→ Task directions: Every line below that includes "ALLEMANDE" counts toward the total. Report that total alone.

→ Task material:
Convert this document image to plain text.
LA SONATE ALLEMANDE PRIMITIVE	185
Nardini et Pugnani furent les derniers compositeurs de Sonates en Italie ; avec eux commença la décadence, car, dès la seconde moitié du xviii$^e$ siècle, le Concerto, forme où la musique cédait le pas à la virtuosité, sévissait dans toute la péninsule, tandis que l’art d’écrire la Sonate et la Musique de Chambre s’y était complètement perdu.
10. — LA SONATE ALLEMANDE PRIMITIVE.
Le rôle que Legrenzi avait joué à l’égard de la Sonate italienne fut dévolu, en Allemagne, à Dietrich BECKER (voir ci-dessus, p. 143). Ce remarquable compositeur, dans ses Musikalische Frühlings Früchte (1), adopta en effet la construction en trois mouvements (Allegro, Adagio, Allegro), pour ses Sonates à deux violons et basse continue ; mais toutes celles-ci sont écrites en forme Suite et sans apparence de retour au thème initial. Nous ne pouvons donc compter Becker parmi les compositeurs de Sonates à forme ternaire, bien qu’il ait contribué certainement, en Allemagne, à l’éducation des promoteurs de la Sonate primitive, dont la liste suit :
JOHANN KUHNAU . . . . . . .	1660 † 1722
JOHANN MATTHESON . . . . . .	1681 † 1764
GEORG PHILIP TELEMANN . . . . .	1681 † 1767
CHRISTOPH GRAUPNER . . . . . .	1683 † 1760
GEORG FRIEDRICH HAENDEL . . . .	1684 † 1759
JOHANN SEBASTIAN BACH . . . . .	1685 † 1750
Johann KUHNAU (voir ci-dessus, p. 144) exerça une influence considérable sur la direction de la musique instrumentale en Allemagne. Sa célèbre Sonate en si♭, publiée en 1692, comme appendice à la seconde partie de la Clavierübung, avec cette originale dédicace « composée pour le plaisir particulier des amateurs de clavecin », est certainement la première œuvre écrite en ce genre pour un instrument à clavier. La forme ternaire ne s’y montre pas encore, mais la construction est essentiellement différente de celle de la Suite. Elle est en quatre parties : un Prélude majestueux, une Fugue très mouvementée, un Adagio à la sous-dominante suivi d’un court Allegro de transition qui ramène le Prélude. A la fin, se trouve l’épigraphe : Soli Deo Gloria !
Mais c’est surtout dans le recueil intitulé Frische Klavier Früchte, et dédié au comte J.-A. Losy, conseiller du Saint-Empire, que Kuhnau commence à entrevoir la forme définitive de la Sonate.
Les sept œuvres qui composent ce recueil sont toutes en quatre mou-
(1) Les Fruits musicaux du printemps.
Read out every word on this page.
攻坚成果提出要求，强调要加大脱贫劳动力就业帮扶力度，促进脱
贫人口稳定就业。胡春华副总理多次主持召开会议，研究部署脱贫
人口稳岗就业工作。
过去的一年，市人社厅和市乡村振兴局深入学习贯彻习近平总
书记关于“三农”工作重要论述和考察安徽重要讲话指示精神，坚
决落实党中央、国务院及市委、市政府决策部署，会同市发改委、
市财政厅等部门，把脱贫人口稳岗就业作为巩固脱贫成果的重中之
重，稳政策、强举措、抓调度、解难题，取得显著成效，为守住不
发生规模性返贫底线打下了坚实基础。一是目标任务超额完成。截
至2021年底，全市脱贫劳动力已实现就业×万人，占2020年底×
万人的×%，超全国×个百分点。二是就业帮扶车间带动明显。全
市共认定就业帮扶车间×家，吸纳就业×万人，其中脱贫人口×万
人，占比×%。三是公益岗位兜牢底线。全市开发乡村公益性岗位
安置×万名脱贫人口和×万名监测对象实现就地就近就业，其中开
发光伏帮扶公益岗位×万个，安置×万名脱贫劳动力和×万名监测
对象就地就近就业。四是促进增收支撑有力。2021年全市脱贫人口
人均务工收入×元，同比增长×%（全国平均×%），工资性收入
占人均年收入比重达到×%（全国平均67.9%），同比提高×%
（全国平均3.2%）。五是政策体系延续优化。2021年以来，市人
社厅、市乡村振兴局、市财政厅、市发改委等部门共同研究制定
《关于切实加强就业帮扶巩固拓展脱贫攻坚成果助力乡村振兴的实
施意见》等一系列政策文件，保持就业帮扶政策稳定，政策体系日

→ Complete output: 2